> _To be done_:
Using the material below, copy every line where "DEEP" appears.

> _Given information_:
☆ ☆ ☆

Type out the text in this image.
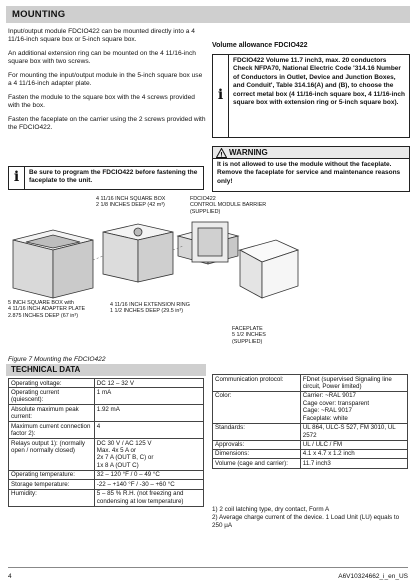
MOUNTING

Input/output module FDCIO422 can be mounted directly into a 4 11/16-inch square box or 5-inch square box.

An additional extension ring can be mounted on the 4 11/16-inch square box with two screws.

For mounting the input/output module in the 5-inch square box use a 4 11/16-inch adapter plate.

Fasten the module to the square box with the 4 screws provided with the box.

Fasten the faceplate on the carrier using the 2 screws provided with the FDCIO422.

i	Be sure to program the FDCIO422 before fastening the faceplate to the unit.
Volume allowance FDCIO422
i
FDCIO422 Volume 11.7 inch3, max. 20 conductors Check NFPA70, National Electric Code '314.16 Number of Conductors in Outlet, Device and Junction Boxes, and Conduit', Table 314.16(A) and (B), to choose the correct metal box (4 11/16-inch square box, 4 11/16-inch square box with extension ring or 5-inch square box).
! WARNING
It is not allowed to use the module without the faceplate. Remove the faceplate for service and maintenance reasons only!
4 11/16 INCH SQUARE BOX
2 1/8 INCHES DEEP (42 m³)
FDCIO422
CONTROL MODULE BARRIER
(SUPPLIED)
5 INCH SQUARE BOX with
4 11/16 INCH ADAPTER PLATE
2.875 INCHES DEEP (67 in³)
4 11/16 INCH EXTENSION RING
1 1/2 INCHES DEEP (29.5 in³)
FACEPLATE
5 1/2 INCHES
(SUPPLIED)
Figure 7 Mounting the FDCIO422
TECHNICAL DATA
Operating voltage:	DC 12 – 32 V
Operating current (quiescent):	1 mA
Absolute maximum peak current:	1.92 mA
Maximum current connection factor 2):	4
Relays output 1): (normally open / normally closed)	DC 30 V / AC 125 V
Max. 4x 5 A or
2x 7 A (OUT B, C) or
1x 8 A (OUT C)
Operating temperature:	32 – 120 °F / 0 – 49 °C
Storage temperature:	-22 – +140 °F / -30 – +60 °C
Humidity:	5 – 85 % R.H. (not freezing and condensing at low temperature)
Communication protocol:	FDnet (supervised Signaling line circuit, Power limited)
Color:	Carrier: ~RAL 9017
Cage cover: transparent
Cage: ~RAL 9017
Faceplate: white
Standards:	UL 864, ULC-S 527, FM 3010, UL 2572
Approvals:	UL / ULC / FM
Dimensions:	4.1 x 4.7 x 1.2 inch
Volume (cage and carrier):	11.7 inch3
1) 2 coil latching type, dry contact, Form A
2) Average charge current of the device. 1 Load Unit (LU) equals to 250 µA
4	A6V10324662_i_en_US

☆ ☆ ☆

> _Expected answer_:
2 1/8 INCHES DEEP (42 m³)
2.875 INCHES DEEP (67 in³)
1 1/2 INCHES DEEP (29.5 in³)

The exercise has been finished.